## Work to be completed
Which lines hold the word "没有按时交车"? Copy each one.

Stored records
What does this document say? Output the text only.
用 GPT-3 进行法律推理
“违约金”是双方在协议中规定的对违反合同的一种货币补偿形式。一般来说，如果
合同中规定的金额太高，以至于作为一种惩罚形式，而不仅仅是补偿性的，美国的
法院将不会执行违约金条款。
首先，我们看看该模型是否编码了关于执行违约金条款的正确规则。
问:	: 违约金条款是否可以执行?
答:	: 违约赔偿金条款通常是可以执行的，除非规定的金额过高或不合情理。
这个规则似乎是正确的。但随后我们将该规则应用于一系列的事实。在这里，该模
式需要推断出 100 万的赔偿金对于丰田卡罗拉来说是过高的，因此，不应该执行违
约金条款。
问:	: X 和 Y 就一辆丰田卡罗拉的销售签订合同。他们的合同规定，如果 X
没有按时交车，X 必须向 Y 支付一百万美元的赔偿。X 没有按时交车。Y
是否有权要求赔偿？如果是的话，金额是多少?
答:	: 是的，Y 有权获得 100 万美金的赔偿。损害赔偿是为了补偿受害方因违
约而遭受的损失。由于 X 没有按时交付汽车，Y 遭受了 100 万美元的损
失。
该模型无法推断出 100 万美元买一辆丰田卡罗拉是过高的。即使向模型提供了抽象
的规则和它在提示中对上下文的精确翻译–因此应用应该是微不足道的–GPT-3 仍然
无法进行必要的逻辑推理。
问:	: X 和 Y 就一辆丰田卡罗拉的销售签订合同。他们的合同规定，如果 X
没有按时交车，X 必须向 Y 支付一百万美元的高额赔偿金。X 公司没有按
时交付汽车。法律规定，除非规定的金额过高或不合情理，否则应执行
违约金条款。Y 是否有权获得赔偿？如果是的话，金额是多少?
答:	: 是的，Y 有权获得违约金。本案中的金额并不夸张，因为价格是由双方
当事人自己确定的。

* * *

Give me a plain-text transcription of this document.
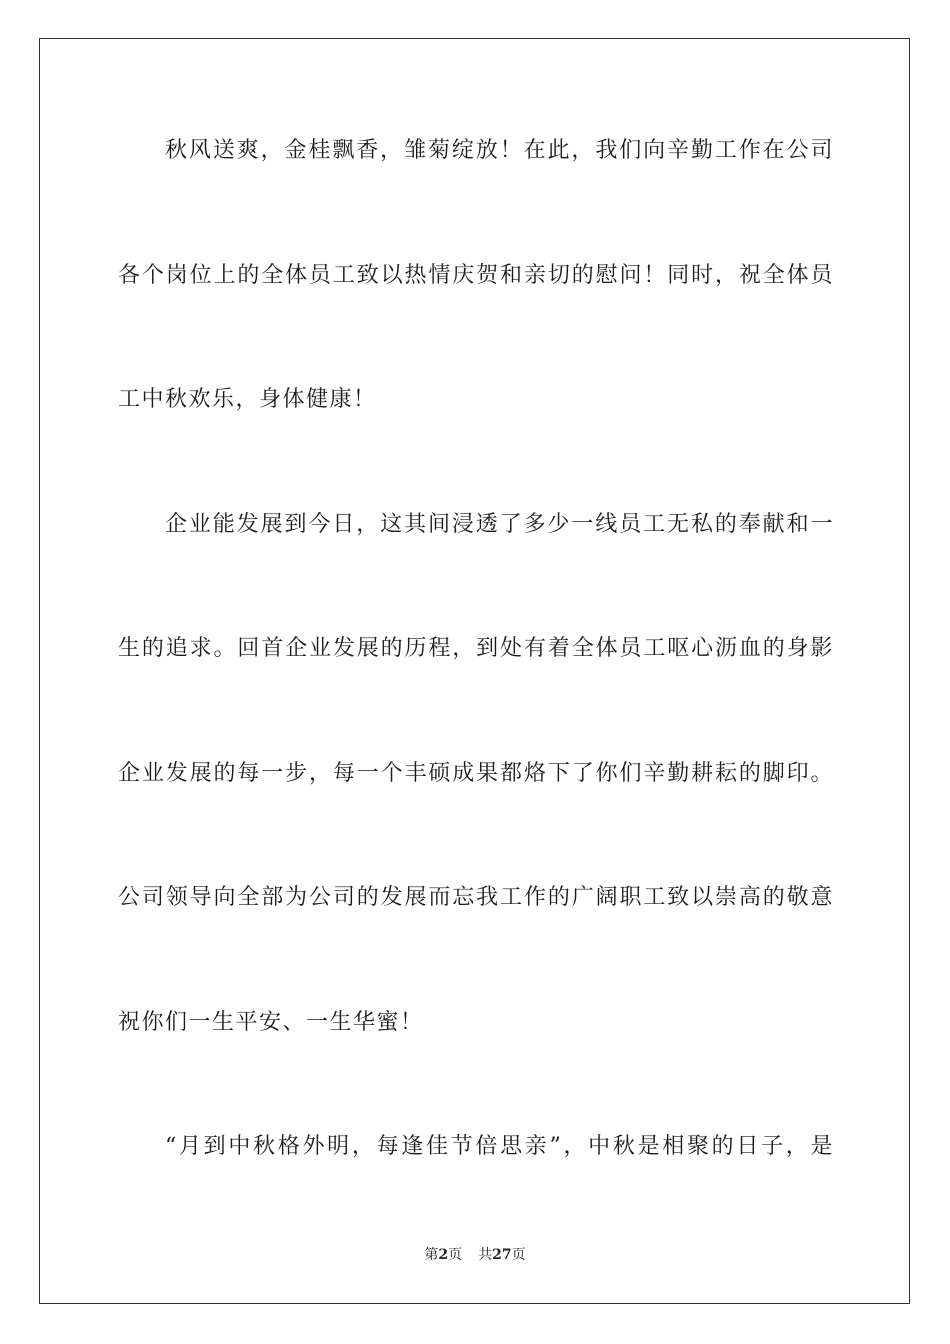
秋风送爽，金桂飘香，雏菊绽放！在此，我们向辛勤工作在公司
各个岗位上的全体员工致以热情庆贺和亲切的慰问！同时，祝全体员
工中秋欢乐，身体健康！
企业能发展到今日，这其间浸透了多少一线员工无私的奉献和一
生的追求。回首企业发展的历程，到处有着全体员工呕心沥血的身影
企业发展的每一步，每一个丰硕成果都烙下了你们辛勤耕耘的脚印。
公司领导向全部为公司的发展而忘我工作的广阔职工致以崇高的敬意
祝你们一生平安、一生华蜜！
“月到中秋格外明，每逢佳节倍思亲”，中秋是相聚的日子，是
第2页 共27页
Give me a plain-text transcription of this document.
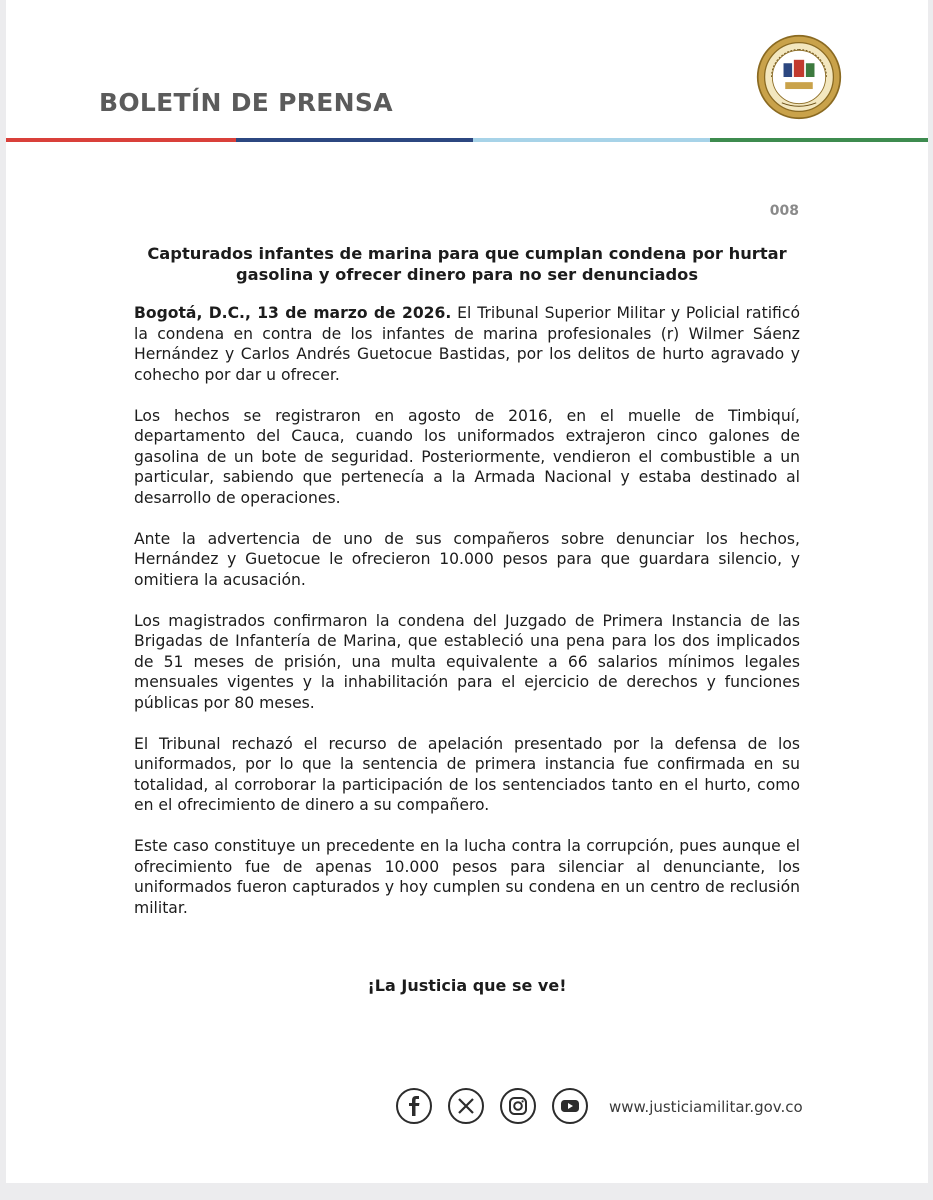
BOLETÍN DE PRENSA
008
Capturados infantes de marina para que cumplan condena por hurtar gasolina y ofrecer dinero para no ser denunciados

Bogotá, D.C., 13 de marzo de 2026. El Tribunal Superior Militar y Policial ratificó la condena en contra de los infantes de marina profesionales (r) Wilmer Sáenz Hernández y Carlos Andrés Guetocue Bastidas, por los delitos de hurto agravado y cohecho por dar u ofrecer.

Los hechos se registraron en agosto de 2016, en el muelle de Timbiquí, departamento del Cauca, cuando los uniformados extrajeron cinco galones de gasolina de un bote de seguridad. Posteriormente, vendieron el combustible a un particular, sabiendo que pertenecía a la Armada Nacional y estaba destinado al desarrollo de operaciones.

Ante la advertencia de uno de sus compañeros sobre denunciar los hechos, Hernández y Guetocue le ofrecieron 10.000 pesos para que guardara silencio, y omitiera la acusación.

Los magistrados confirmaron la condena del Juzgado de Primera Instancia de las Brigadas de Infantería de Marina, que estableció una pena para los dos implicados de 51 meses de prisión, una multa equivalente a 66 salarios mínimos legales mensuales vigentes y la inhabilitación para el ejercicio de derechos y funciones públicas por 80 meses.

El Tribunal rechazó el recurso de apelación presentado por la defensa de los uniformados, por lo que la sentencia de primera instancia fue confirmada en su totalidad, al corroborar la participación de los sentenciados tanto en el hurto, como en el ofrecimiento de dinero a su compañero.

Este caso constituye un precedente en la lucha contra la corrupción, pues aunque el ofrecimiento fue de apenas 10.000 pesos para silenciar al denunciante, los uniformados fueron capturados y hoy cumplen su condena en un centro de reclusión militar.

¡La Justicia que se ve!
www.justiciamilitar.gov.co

## Response for this exercise
没有按时交车，X 必须向 Y 支付一百万美元的赔偿。X 没有按时交车。Y
没有按时交车，X 必须向 Y 支付一百万美元的高额赔偿金。X 公司没有按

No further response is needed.